#### WORK TO DO:
Rewrite the lines in the records beginning with the line containing "warning-icon: [845, 130, 865, 147]" and continuing through the line containing "step-number-tab: [80, 826, 121, 864]", replacing "checkbox" with "tick-box" and leaving everything else unchanged.

#### LISTING:
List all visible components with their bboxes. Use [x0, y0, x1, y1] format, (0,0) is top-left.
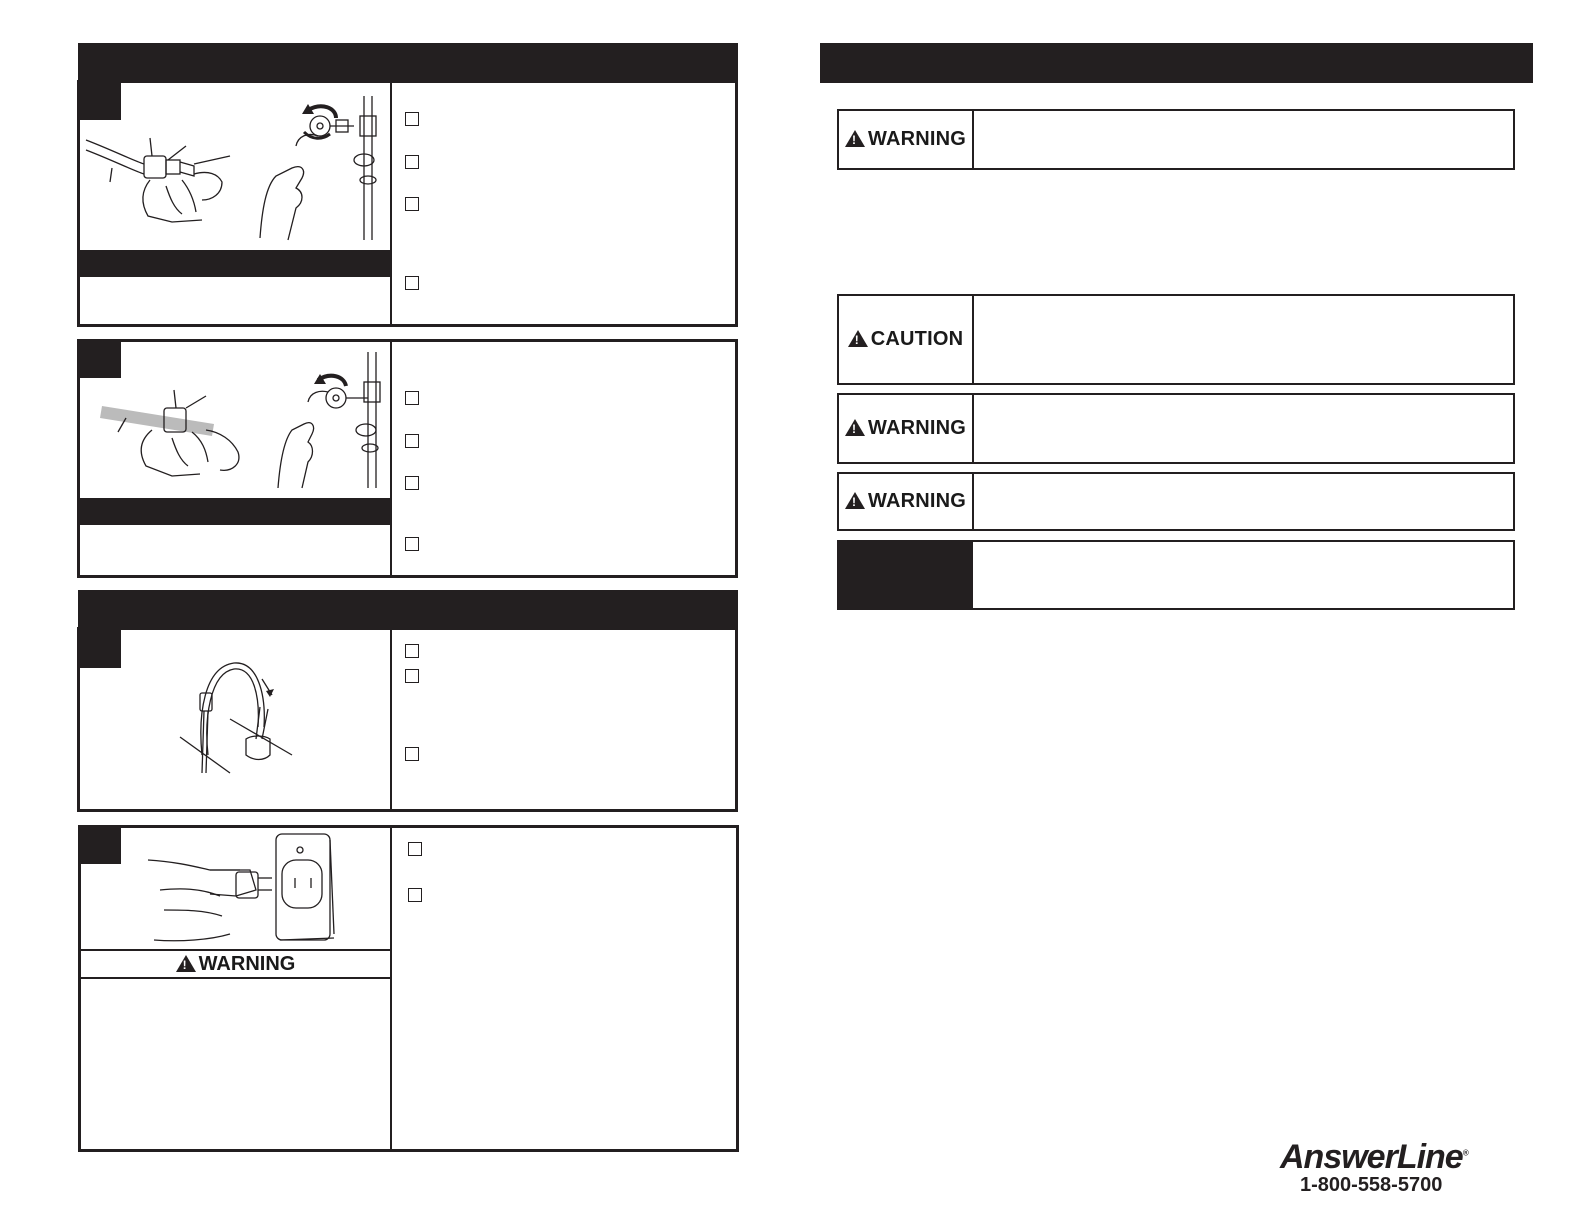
warning-icon: [845, 130, 865, 147]
checkbox[interactable]: [405, 112, 419, 126]
warning-icon: [845, 492, 865, 509]
answerline-logo: AnswerLine®: [1280, 1138, 1468, 1176]
warning-label-strip: [80, 949, 391, 979]
notice-box: [837, 540, 1515, 610]
caution-label: CAUTION: [870, 328, 964, 350]
warning-notice: [837, 109, 1515, 170]
checkbox[interactable]: [405, 276, 419, 290]
caution-icon: [848, 330, 868, 347]
warning-label-cell: [839, 111, 974, 168]
phone-number: 1-800-558-5700: [1300, 1174, 1443, 1196]
checkbox[interactable]: [405, 476, 419, 490]
checkbox[interactable]: [405, 391, 419, 405]
warning-label: WARNING: [867, 490, 967, 512]
warning-label: WARNING: [867, 417, 967, 439]
caution-notice: [837, 294, 1515, 385]
step-number-tab: [78, 628, 121, 668]
wrap-thread-tape-illustration: [82, 346, 388, 496]
warning-icon: [176, 955, 196, 972]
panel-divider: [390, 341, 392, 576]
warning-label: WARNING: [198, 952, 296, 975]
panel-divider: [390, 629, 392, 810]
checkbox[interactable]: [405, 434, 419, 448]
notice-label-cell: [839, 542, 973, 608]
panel-divider: [390, 827, 392, 1150]
panel-divider: [390, 82, 392, 325]
warning-label-cell: [839, 474, 974, 529]
checkbox[interactable]: [405, 537, 419, 551]
checkbox[interactable]: [405, 747, 419, 761]
checkbox[interactable]: [405, 155, 419, 169]
warning-notice: [837, 472, 1515, 531]
step-number-tab: [80, 826, 121, 864]
warning-label: WARNING: [867, 128, 967, 150]
section-header-bar: [78, 590, 738, 630]
connect-tubing-illustration: [82, 90, 388, 248]
checkbox[interactable]: [405, 644, 419, 658]
warning-icon: [845, 419, 865, 436]
caution-label-cell: [839, 296, 974, 383]
checkbox[interactable]: [408, 842, 422, 856]
warning-notice: [837, 393, 1515, 464]
section-header-bar: [820, 43, 1533, 83]
note-bar: [80, 250, 391, 277]
checkbox[interactable]: [408, 888, 422, 902]
warning-label-cell: [839, 395, 974, 462]
plug-in-outlet-illustration: [140, 830, 340, 946]
logo-text: AnswerLine: [1280, 1138, 1463, 1176]
section-header-bar: [78, 43, 738, 83]
checkbox[interactable]: [405, 197, 419, 211]
checkbox[interactable]: [405, 669, 419, 683]
faucet-flush-illustration: [170, 655, 310, 779]
note-bar: [80, 498, 391, 525]
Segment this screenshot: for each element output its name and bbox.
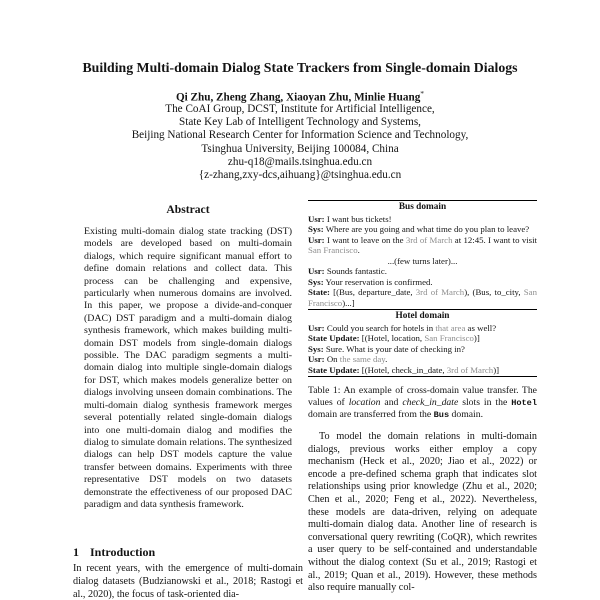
section-title: Introduction bbox=[90, 545, 156, 559]
slot-name-italic: check_in_date bbox=[402, 396, 459, 408]
caption-text: Table 1: An example of cross-domain value transfer. The values of bbox=[308, 385, 537, 408]
affiliation-line: Tsinghua University, Beijing 100084, China bbox=[201, 142, 399, 155]
caption-text: and bbox=[380, 396, 403, 408]
utterance-text: . bbox=[357, 245, 360, 255]
abstract-heading: Abstract bbox=[166, 203, 210, 216]
author-footnote-marker: * bbox=[420, 89, 425, 98]
speaker-label: Usr: bbox=[308, 322, 325, 333]
utterance-text: Could you search for hotels in bbox=[324, 322, 436, 333]
state-text: [(Bus, departure_date, bbox=[329, 287, 416, 297]
slot-value: San Francisco bbox=[308, 287, 537, 308]
dialog-line bbox=[308, 323, 537, 334]
state-line bbox=[308, 365, 537, 376]
utterance-text: Sounds fantastic. bbox=[324, 266, 387, 276]
abstract-text: Existing multi-domain dialog state tracking (DST) models are developed based on multi-domain dialogs, which require significant manual effort to define domain relations and collect data. This process can be challenging and expensive, particularly when numerous domains are involved. In this paper, we propose a divide-and-conquer (DAC) DST paradigm and a multi-domain dialog synthesis framework, which makes building multi-domain DST models from single-domain dialogs possible. The DAC paradigm segments a multi-domain dialog into multiple single-domain dialogs for DST, which makes models generalize better on dialogs involving unseen domain combinations. The multi-domain dialog synthesis framework merges several potentially related single-domain dialogs into one multi-domain dialog and modifies the dialog to simulate domain relations. The synthesized dialogs can help DST models capture the value transfer between domains. Experiments with three representative DST models on two datasets demonstrate the effectiveness of our proposed DAC paradigm and data synthesis framework. bbox=[84, 226, 292, 510]
utterance-text: ...(few turns later)... bbox=[387, 255, 458, 266]
speaker-label: Usr: bbox=[308, 234, 325, 245]
affiliation-line: State Key Lab of Intelligent Technology and Systems, bbox=[179, 116, 421, 129]
table-rule-bottom bbox=[308, 376, 537, 377]
speaker-label: Usr: bbox=[308, 354, 325, 364]
utterance-text: Sure. What is your date of checking in? bbox=[323, 343, 465, 354]
right-column bbox=[308, 199, 537, 595]
speaker-label: Sys: bbox=[308, 224, 324, 234]
dialog-line bbox=[308, 214, 537, 225]
state-text: ), (Bus, to_city, bbox=[464, 287, 524, 297]
dialog-line bbox=[308, 354, 537, 365]
speaker-label: Usr: bbox=[308, 213, 325, 224]
caption-text: domain are transferred from the bbox=[308, 409, 434, 421]
state-line bbox=[308, 287, 537, 308]
state-text: [(Hotel, location, bbox=[359, 333, 425, 343]
slot-value: San Francisco bbox=[424, 333, 474, 343]
email-line: {z-zhang,zxy-dcs,aihuang}@tsinghua.edu.cn bbox=[198, 169, 402, 182]
utterance-text: On bbox=[324, 354, 340, 364]
state-text: [(Hotel, check_in_date, bbox=[359, 364, 447, 375]
state-text: )] bbox=[473, 333, 480, 343]
table-1-caption bbox=[308, 385, 537, 422]
section-number: 1 bbox=[73, 545, 79, 559]
state-text: )...] bbox=[342, 297, 355, 308]
caption-text: slots in the bbox=[458, 396, 512, 408]
hotel-domain-header: Hotel domain bbox=[395, 311, 450, 321]
section-1-heading bbox=[73, 545, 155, 560]
utterance-text: I want to leave on the bbox=[324, 234, 406, 245]
dialog-line bbox=[308, 224, 537, 235]
utterance-text: Where are you going and what time do you plan to leave? bbox=[323, 224, 530, 234]
affiliation-block bbox=[0, 103, 600, 182]
state-label: State Update: bbox=[308, 333, 360, 343]
speaker-label: Sys: bbox=[308, 276, 324, 287]
slot-value: 3rd of March bbox=[415, 287, 465, 297]
slot-value: the same day bbox=[339, 354, 386, 364]
domain-name-mono: Bus bbox=[433, 410, 450, 421]
utterance-text: I want bus tickets! bbox=[324, 213, 392, 224]
state-line bbox=[308, 333, 537, 344]
affiliation-line: The CoAI Group, DCST, Institute for Artificial Intelligence, bbox=[165, 103, 435, 115]
speaker-label: Sys: bbox=[308, 343, 324, 354]
left-column bbox=[73, 203, 303, 511]
slot-value: that area bbox=[435, 322, 466, 333]
dialog-line bbox=[308, 266, 537, 277]
state-text: )] bbox=[493, 364, 500, 375]
slot-value: San Francisco bbox=[308, 245, 358, 255]
slot-value: 3rd of March bbox=[405, 234, 453, 245]
table-1 bbox=[308, 200, 537, 377]
speaker-label: Usr: bbox=[308, 266, 325, 276]
turns-ellipsis-line bbox=[308, 256, 537, 267]
utterance-text: at 12:45. I want to visit bbox=[452, 234, 537, 245]
dialog-line bbox=[308, 235, 537, 256]
authors-names: Qi Zhu, Zheng Zhang, Xiaoyan Zhu, Minlie Huang bbox=[175, 91, 421, 104]
caption-text: domain. bbox=[449, 409, 484, 421]
table-rule-mid bbox=[308, 309, 537, 310]
dialog-line bbox=[308, 277, 537, 288]
utterance-text: Your reservation is confirmed. bbox=[323, 276, 433, 287]
body-paragraph: To model the domain relations in multi-domain dialogs, previous works either employ a copy mechanism (Heck et al., 2020; Jiao et al., 2022) or encode a pre-defined schema graph that indicates slot relationships using prior knowledge (Zhu et al., 2020; Chen et al., 2020; Feng et al., 2022). Nevertheless, these models are data-driven, relying on adequate multi-domain dialog data. Another line of research is conversational query rewriting (CoQR), which rewrites a user query to be self-contained and understandable without the dialog context (Su et al., 2019; Rastogi et al., 2019; Quan et al., 2019). However, these methods also require manually col- bbox=[308, 431, 537, 594]
slot-name-italic: location bbox=[348, 396, 381, 408]
bus-domain-header: Bus domain bbox=[398, 202, 447, 212]
state-label: State: bbox=[308, 287, 330, 297]
utterance-text: as well? bbox=[465, 322, 497, 333]
slot-value: 3rd of March bbox=[446, 364, 494, 375]
table-rule-top bbox=[308, 200, 537, 201]
paper-title: Building Multi-domain Dialog State Trackers from Single-domain Dialogs bbox=[82, 60, 518, 75]
utterance-text: . bbox=[385, 354, 388, 364]
state-label: State Update: bbox=[308, 364, 360, 375]
dialog-line bbox=[308, 344, 537, 355]
introduction-paragraph: In recent years, with the emergence of multi-domain dialog datasets (Budzianowski et al., 2018; Rastogi et al., 2020), the focus of task-oriented dia- bbox=[73, 563, 303, 600]
email-line: zhu-q18@mails.tsinghua.edu.cn bbox=[227, 155, 373, 168]
author-line bbox=[0, 89, 600, 104]
affiliation-line: Beijing National Research Center for Information Science and Technology, bbox=[131, 129, 469, 142]
domain-name-mono: Hotel bbox=[511, 397, 537, 408]
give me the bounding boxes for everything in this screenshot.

#### CORRECT ANSWER:
warning-icon: [845, 130, 865, 147]
tick-box[interactable]: [405, 112, 419, 126]
warning-icon: [845, 492, 865, 509]
answerline-logo: AnswerLine®: [1280, 1138, 1468, 1176]
warning-label-strip: [80, 949, 391, 979]
notice-box: [837, 540, 1515, 610]
caution-label: CAUTION: [870, 328, 964, 350]
warning-notice: [837, 109, 1515, 170]
tick-box[interactable]: [405, 276, 419, 290]
caution-icon: [848, 330, 868, 347]
warning-label-cell: [839, 111, 974, 168]
phone-number: 1-800-558-5700: [1300, 1174, 1443, 1196]
tick-box[interactable]: [405, 476, 419, 490]
tick-box[interactable]: [405, 391, 419, 405]
warning-label: WARNING: [867, 490, 967, 512]
warning-label: WARNING: [867, 417, 967, 439]
caution-notice: [837, 294, 1515, 385]
step-number-tab: [78, 628, 121, 668]
wrap-thread-tape-illustration: [82, 346, 388, 496]
warning-icon: [176, 955, 196, 972]
panel-divider: [390, 341, 392, 576]
warning-label: WARNING: [198, 952, 296, 975]
panel-divider: [390, 629, 392, 810]
tick-box[interactable]: [405, 434, 419, 448]
notice-label-cell: [839, 542, 973, 608]
panel-divider: [390, 827, 392, 1150]
panel-divider: [390, 82, 392, 325]
warning-label-cell: [839, 474, 974, 529]
tick-box[interactable]: [405, 537, 419, 551]
tick-box[interactable]: [405, 747, 419, 761]
tick-box[interactable]: [405, 155, 419, 169]
warning-notice: [837, 472, 1515, 531]
step-number-tab: [80, 826, 121, 864]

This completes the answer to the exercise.